— Entries taken from a collection —
** Start **

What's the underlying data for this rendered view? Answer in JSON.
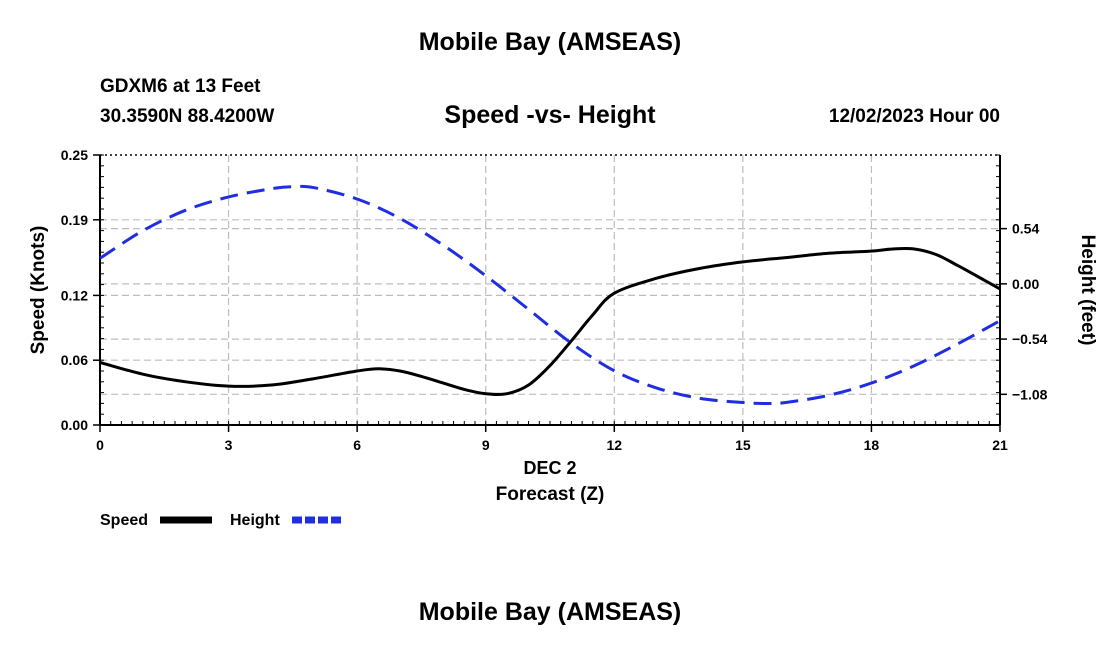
{
  "page_title": "Mobile Bay (AMSEAS)",
  "page_title_repeat": "Mobile Bay (AMSEAS)",
  "station": "GDXM6 at 13 Feet",
  "coords": "30.3590N  88.4200W",
  "datetime": "12/02/2023 Hour 00",
  "chart_data": {
    "type": "line",
    "title": "Speed -vs- Height",
    "xlabel": "Forecast (Z)",
    "xlabel_date": "DEC 2",
    "ylabel_left": "Speed (Knots)",
    "ylabel_right": "Height (feet)",
    "x_ticks": [
      0,
      3,
      6,
      9,
      12,
      15,
      18,
      21
    ],
    "x_tick_labels": [
      "0",
      "3",
      "6",
      "9",
      "12",
      "15",
      "18",
      "21"
    ],
    "xlim": [
      0,
      21
    ],
    "ylim_left": [
      0,
      0.25
    ],
    "ylim_right": [
      -1.38,
      1.26
    ],
    "left_ticks": [
      0.0,
      0.06,
      0.12,
      0.19,
      0.25
    ],
    "left_tick_labels": [
      "0.00",
      "0.06",
      "0.12",
      "0.19",
      "0.25"
    ],
    "right_ticks": [
      -1.08,
      -0.54,
      0.0,
      0.54
    ],
    "right_tick_labels": [
      "−1.08",
      "−0.54",
      "0.00",
      "0.54"
    ],
    "grid": true,
    "legend_position": "bottom-left",
    "series": [
      {
        "name": "Speed",
        "axis": "left",
        "color": "#000000",
        "dash": "solid",
        "x": [
          0,
          1,
          2,
          3,
          4,
          5,
          6,
          6.5,
          7,
          7.5,
          8,
          8.5,
          9,
          9.5,
          10,
          10.5,
          11,
          11.5,
          12,
          13,
          14,
          15,
          16,
          17,
          18,
          18.5,
          19,
          19.5,
          20,
          20.5,
          21
        ],
        "values": [
          0.058,
          0.047,
          0.04,
          0.036,
          0.037,
          0.043,
          0.05,
          0.052,
          0.05,
          0.045,
          0.039,
          0.033,
          0.029,
          0.029,
          0.037,
          0.055,
          0.078,
          0.102,
          0.122,
          0.136,
          0.145,
          0.151,
          0.155,
          0.159,
          0.161,
          0.163,
          0.163,
          0.158,
          0.148,
          0.137,
          0.126
        ]
      },
      {
        "name": "Height",
        "axis": "right",
        "color": "#1f2ee0",
        "dash": "dashed",
        "x": [
          0,
          1,
          2,
          3,
          4,
          4.5,
          5,
          6,
          7,
          8,
          9,
          10,
          11,
          12,
          13,
          14,
          15,
          15.5,
          16,
          17,
          18,
          19,
          20,
          21
        ],
        "values": [
          0.25,
          0.52,
          0.72,
          0.85,
          0.93,
          0.95,
          0.94,
          0.83,
          0.64,
          0.38,
          0.08,
          -0.25,
          -0.58,
          -0.85,
          -1.02,
          -1.12,
          -1.16,
          -1.17,
          -1.16,
          -1.09,
          -0.97,
          -0.8,
          -0.59,
          -0.36
        ]
      }
    ],
    "legend": [
      {
        "name": "Speed",
        "label": "Speed"
      },
      {
        "name": "Height",
        "label": "Height"
      }
    ]
  }
}
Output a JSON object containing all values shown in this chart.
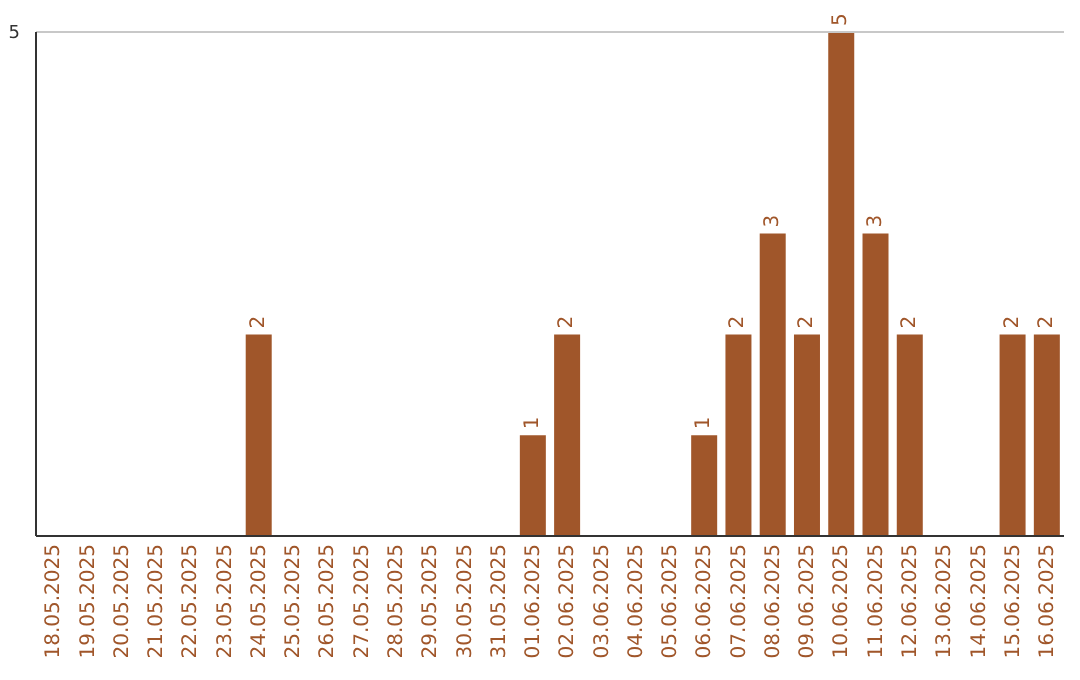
{
  "chart_data": {
    "type": "bar",
    "categories": [
      "18.05.2025",
      "19.05.2025",
      "20.05.2025",
      "21.05.2025",
      "22.05.2025",
      "23.05.2025",
      "24.05.2025",
      "25.05.2025",
      "26.05.2025",
      "27.05.2025",
      "28.05.2025",
      "29.05.2025",
      "30.05.2025",
      "31.05.2025",
      "01.06.2025",
      "02.06.2025",
      "03.06.2025",
      "04.06.2025",
      "05.06.2025",
      "06.06.2025",
      "07.06.2025",
      "08.06.2025",
      "09.06.2025",
      "10.06.2025",
      "11.06.2025",
      "12.06.2025",
      "13.06.2025",
      "14.06.2025",
      "15.06.2025",
      "16.06.2025"
    ],
    "values": [
      null,
      null,
      null,
      null,
      null,
      null,
      2,
      null,
      null,
      null,
      null,
      null,
      null,
      null,
      1,
      2,
      null,
      null,
      null,
      1,
      2,
      3,
      2,
      5,
      3,
      2,
      null,
      null,
      2,
      2
    ],
    "color": "#a0562a",
    "ylim": [
      0,
      5
    ],
    "yticks": [
      5
    ],
    "data_labels": true
  }
}
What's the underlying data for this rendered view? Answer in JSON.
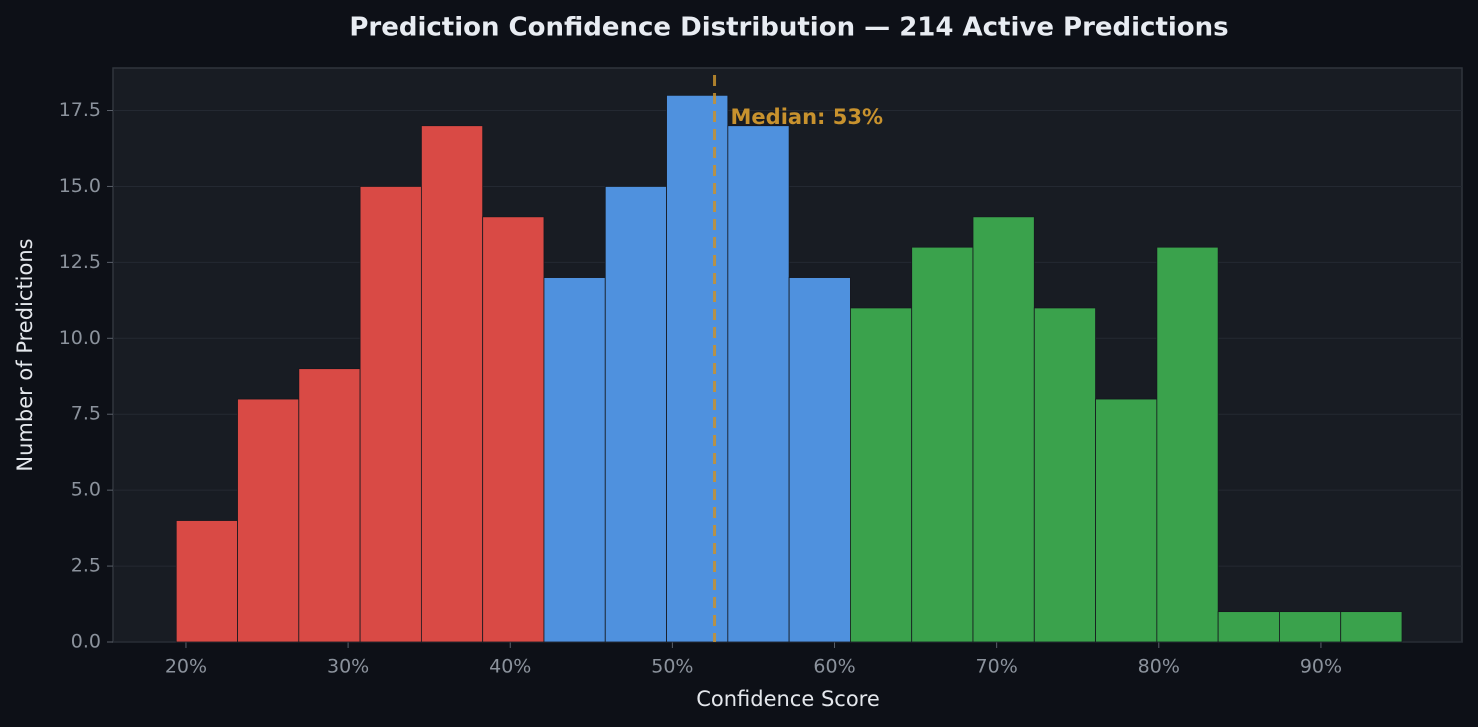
{
  "chart_data": {
    "type": "histogram",
    "title": "Prediction Confidence Distribution — 214 Active Predictions",
    "x_label": "Confidence Score",
    "y_label": "Number of Predictions",
    "bins": [
      19.4,
      23.18,
      26.96,
      30.74,
      34.52,
      38.3,
      42.08,
      45.86,
      49.64,
      53.42,
      57.2,
      60.98,
      64.76,
      68.54,
      72.32,
      76.1,
      79.88,
      83.66,
      87.44,
      91.22,
      95.0
    ],
    "values": [
      4,
      8,
      9,
      15,
      17,
      14,
      12,
      15,
      18,
      17,
      12,
      11,
      13,
      14,
      11,
      8,
      13,
      1,
      1,
      1
    ],
    "bar_colors": [
      "#d94a45",
      "#d94a45",
      "#d94a45",
      "#d94a45",
      "#d94a45",
      "#d94a45",
      "#4f91de",
      "#4f91de",
      "#4f91de",
      "#4f91de",
      "#4f91de",
      "#3aa24c",
      "#3aa24c",
      "#3aa24c",
      "#3aa24c",
      "#3aa24c",
      "#3aa24c",
      "#3aa24c",
      "#3aa24c",
      "#3aa24c"
    ],
    "median": {
      "value": 52.6,
      "label": "Median: 53%",
      "color": "#c8922e"
    },
    "xlim": [
      15.5,
      98.7
    ],
    "ylim": [
      0,
      18.9
    ],
    "xticks": [
      {
        "value": 20,
        "label": "20%"
      },
      {
        "value": 30,
        "label": "30%"
      },
      {
        "value": 40,
        "label": "40%"
      },
      {
        "value": 50,
        "label": "50%"
      },
      {
        "value": 60,
        "label": "60%"
      },
      {
        "value": 70,
        "label": "70%"
      },
      {
        "value": 80,
        "label": "80%"
      },
      {
        "value": 90,
        "label": "90%"
      }
    ],
    "yticks": [
      {
        "value": 0,
        "label": "0.0"
      },
      2.5,
      {
        "value": 5,
        "label": "5.0"
      },
      7.5,
      {
        "value": 10,
        "label": "10.0"
      },
      12.5,
      {
        "value": 15,
        "label": "15.0"
      },
      17.5
    ],
    "grid": true
  }
}
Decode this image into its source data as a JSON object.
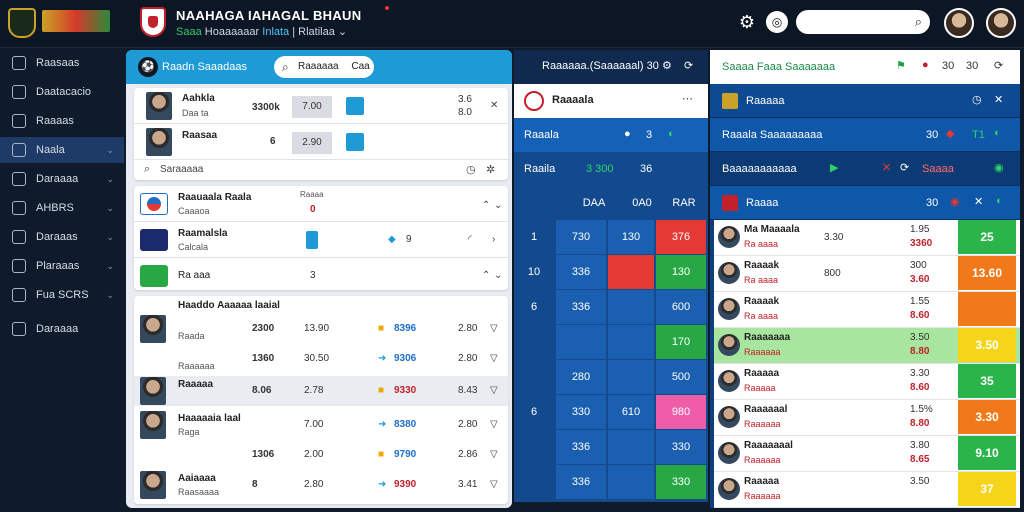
{
  "header": {
    "brand": "NAAHAGA IAHAGAL BHAUN",
    "sub_parts": [
      "Saaa",
      "Hoaaaaaar",
      "Inlata",
      "| Rlatilaa"
    ],
    "sub_caret": "⌄",
    "search_placeholder": ""
  },
  "sidebar": {
    "items": [
      {
        "label": "Raasaas",
        "icon": "flag-icon"
      },
      {
        "label": "Daatacacio",
        "icon": "monitor-icon"
      },
      {
        "label": "Raaaas",
        "icon": "folder-icon"
      },
      {
        "label": "Naala",
        "icon": "users-icon",
        "active": true
      },
      {
        "label": "Daraaaa",
        "icon": "globe-icon"
      },
      {
        "label": "AHBRS",
        "icon": "chart-icon"
      },
      {
        "label": "Daraaas",
        "icon": "settings-icon"
      },
      {
        "label": "Plaraaas",
        "icon": "plane-icon"
      },
      {
        "label": "Fua SCRS",
        "icon": "calendar-icon"
      },
      {
        "label": "Daraaaa",
        "icon": "trophy-icon"
      }
    ]
  },
  "main": {
    "title": "Raadn Saaadaas",
    "pill": "Raaaaaa",
    "pill_tag": "Caa",
    "players": [
      {
        "name": "Aahkla",
        "sub": "Daa ta",
        "val": "3300k",
        "g1": "7.00",
        "a": "3.6",
        "b": "8.0"
      },
      {
        "name": "Raasaa",
        "sub": "",
        "val": "6",
        "g1": "2.90",
        "a": "",
        "b": ""
      }
    ],
    "search_label": "Saraaaaa",
    "teams": [
      {
        "name": "Raauaala Raala",
        "sub": "Caaaoa",
        "val": "0",
        "top": "Raaaa"
      },
      {
        "name": "Raamalsla",
        "sub": "Calcala",
        "val": "9"
      },
      {
        "name": "Ra aaa",
        "sub": "",
        "val": "3"
      }
    ],
    "lineup_title": "Haaddo Aaaaaa laaial",
    "lineup": [
      {
        "sub": "Raada",
        "v1": "2300",
        "v2": "13.90",
        "v3": "8396",
        "v4": "2.80"
      },
      {
        "sub": "Raaaaaa",
        "v1": "1360",
        "v2": "30.50",
        "v3": "9306",
        "v4": "2.80"
      },
      {
        "name": "Raaaaa",
        "sub": "",
        "v1": "8.06",
        "v2": "2.78",
        "v3": "9330",
        "v4": "8.43"
      },
      {
        "name": "Haaaaaia laal",
        "sub": "Raga",
        "v1": "",
        "v2": "7.00",
        "v3": "8380",
        "v4": "2.80"
      },
      {
        "sub": "",
        "v1": "1306",
        "v2": "2.00",
        "v3": "9790",
        "v4": "2.86"
      },
      {
        "name": "Aaiaaaa",
        "sub": "Raasaaaa",
        "v1": "8",
        "v2": "2.80",
        "v3": "9390",
        "v4": "3.41"
      }
    ]
  },
  "center": {
    "header": "Raaaaaa.(Saaaaaal) 30",
    "card_title": "Raaaala",
    "rows": [
      {
        "label": "Raaala",
        "v": "3"
      },
      {
        "label": "Raaila",
        "v": "3 300",
        "v2": "36"
      }
    ],
    "headers": [
      "DAA",
      "0A0",
      "RAR"
    ],
    "table": [
      [
        "1",
        "730",
        "130",
        "376"
      ],
      [
        "10",
        "336",
        "",
        "130"
      ],
      [
        "6",
        "336",
        "",
        "600"
      ],
      [
        "",
        "",
        "",
        "170"
      ],
      [
        "",
        "280",
        "",
        "500"
      ],
      [
        "6",
        "330",
        "610",
        "980"
      ],
      [
        "",
        "336",
        "",
        "330"
      ],
      [
        "",
        "336",
        "",
        "330"
      ]
    ],
    "colors": [
      "#1a5fb0",
      "#e53935",
      "#28a745",
      "#ef5da8"
    ]
  },
  "right": {
    "header": "Saaaa Faaa Saaaaaaa",
    "icons": [
      "flag-icon",
      "alert-icon",
      "30",
      "30"
    ],
    "rows": [
      {
        "label": "Raaaaa",
        "v": ""
      },
      {
        "label": "Raaala Saaaaaaaaa",
        "v": "30",
        "v2": "T1"
      },
      {
        "label": "Baaaaaaaaaaa",
        "v": "Saaaa"
      },
      {
        "label": "Raaaa",
        "v": "30"
      }
    ],
    "players": [
      {
        "name": "Ma Maaaala",
        "sub": "Ra aaaa",
        "mid": "3.30",
        "stat": "1.95",
        "stat2": "3360",
        "val": "25",
        "color": "#2bb44a"
      },
      {
        "name": "Raaaak",
        "sub": "Ra aaaa",
        "mid": "800",
        "stat": "300",
        "stat2": "3.60",
        "val": "13.60",
        "color": "#f07a1a"
      },
      {
        "name": "Raaaak",
        "sub": "Ra aaaa",
        "mid": "",
        "stat": "1.55",
        "stat2": "8.60",
        "val": "",
        "color": "#f07a1a"
      },
      {
        "name": "Raaaaaaa",
        "sub": "Raaaaaa",
        "mid": "",
        "stat": "3.50",
        "stat2": "8.80",
        "val": "3.50",
        "color": "#f5d41a",
        "hl": true
      },
      {
        "name": "Raaaaa",
        "sub": "Raaaaa",
        "mid": "",
        "stat": "3.30",
        "stat2": "8.60",
        "val": "35",
        "color": "#2bb44a"
      },
      {
        "name": "Raaaaaal",
        "sub": "Raaaaaa",
        "mid": "",
        "stat": "1.5%",
        "stat2": "8.80",
        "val": "3.30",
        "color": "#f07a1a"
      },
      {
        "name": "Raaaaaaal",
        "sub": "Raaaaaa",
        "mid": "",
        "stat": "3.80",
        "stat2": "8.65",
        "val": "9.10",
        "color": "#2bb44a"
      },
      {
        "name": "Raaaaa",
        "sub": "Raaaaaa",
        "mid": "",
        "stat": "3.50",
        "stat2": "",
        "val": "37",
        "color": "#f5d41a"
      }
    ]
  }
}
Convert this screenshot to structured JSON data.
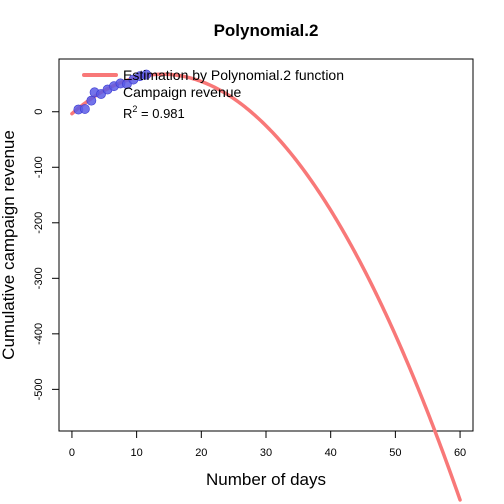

** End **

— Objective —
In the records above, how many lines contain the string "Raaala"? State that number only.

— Solution for this exercise —
2